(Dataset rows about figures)
※

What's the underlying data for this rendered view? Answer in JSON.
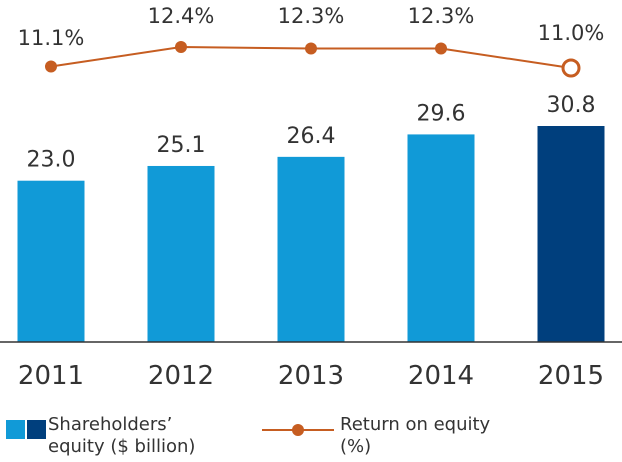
{
  "chart_data": {
    "type": "bar",
    "categories": [
      "2011",
      "2012",
      "2013",
      "2014",
      "2015"
    ],
    "series": [
      {
        "name": "Shareholders’ equity ($ billion)",
        "kind": "bar",
        "values": [
          23.0,
          25.1,
          26.4,
          29.6,
          30.8
        ],
        "labels": [
          "23.0",
          "25.1",
          "26.4",
          "29.6",
          "30.8"
        ]
      },
      {
        "name": "Return on equity (%)",
        "kind": "line",
        "values": [
          11.1,
          12.4,
          12.3,
          12.3,
          11.0
        ],
        "labels": [
          "11.1%",
          "12.4%",
          "12.3%",
          "12.3%",
          "11.0%"
        ]
      }
    ],
    "title": "",
    "xlabel": "",
    "ylabel": "",
    "bar_ylim": [
      0,
      30.8
    ],
    "line_ylim": [
      11.0,
      12.4
    ],
    "grid": false,
    "legend_position": "bottom",
    "colors": {
      "bar": "#119ad7",
      "bar_highlight": "#003f7d",
      "line": "#c65d21",
      "axis": "#333333"
    }
  },
  "legend": {
    "bar_line1": "Shareholders’",
    "bar_line2": "equity ($ billion)",
    "line_line1": "Return on equity",
    "line_line2": "(%)"
  }
}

※

*Task instructions*
Your task is an exact transcription of all the data, minus the pictures.

*Solution to this exercise*
What's the underlying data for this rendered view? Answer in JSON.
{
  "chart_data": {
    "type": "bar",
    "categories": [
      "2011",
      "2012",
      "2013",
      "2014",
      "2015"
    ],
    "series": [
      {
        "name": "Shareholders’ equity ($ billion)",
        "kind": "bar",
        "values": [
          23.0,
          25.1,
          26.4,
          29.6,
          30.8
        ],
        "labels": [
          "23.0",
          "25.1",
          "26.4",
          "29.6",
          "30.8"
        ]
      },
      {
        "name": "Return on equity (%)",
        "kind": "line",
        "values": [
          11.1,
          12.4,
          12.3,
          12.3,
          11.0
        ],
        "labels": [
          "11.1%",
          "12.4%",
          "12.3%",
          "12.3%",
          "11.0%"
        ]
      }
    ],
    "title": "",
    "xlabel": "",
    "ylabel": "",
    "bar_ylim": [
      0,
      30.8
    ],
    "line_ylim": [
      11.0,
      12.4
    ],
    "grid": false,
    "legend_position": "bottom",
    "colors": {
      "bar": "#119ad7",
      "bar_highlight": "#003f7d",
      "line": "#c65d21",
      "axis": "#333333"
    }
  },
  "legend": {
    "bar_line1": "Shareholders’",
    "bar_line2": "equity ($ billion)",
    "line_line1": "Return on equity",
    "line_line2": "(%)"
  }
}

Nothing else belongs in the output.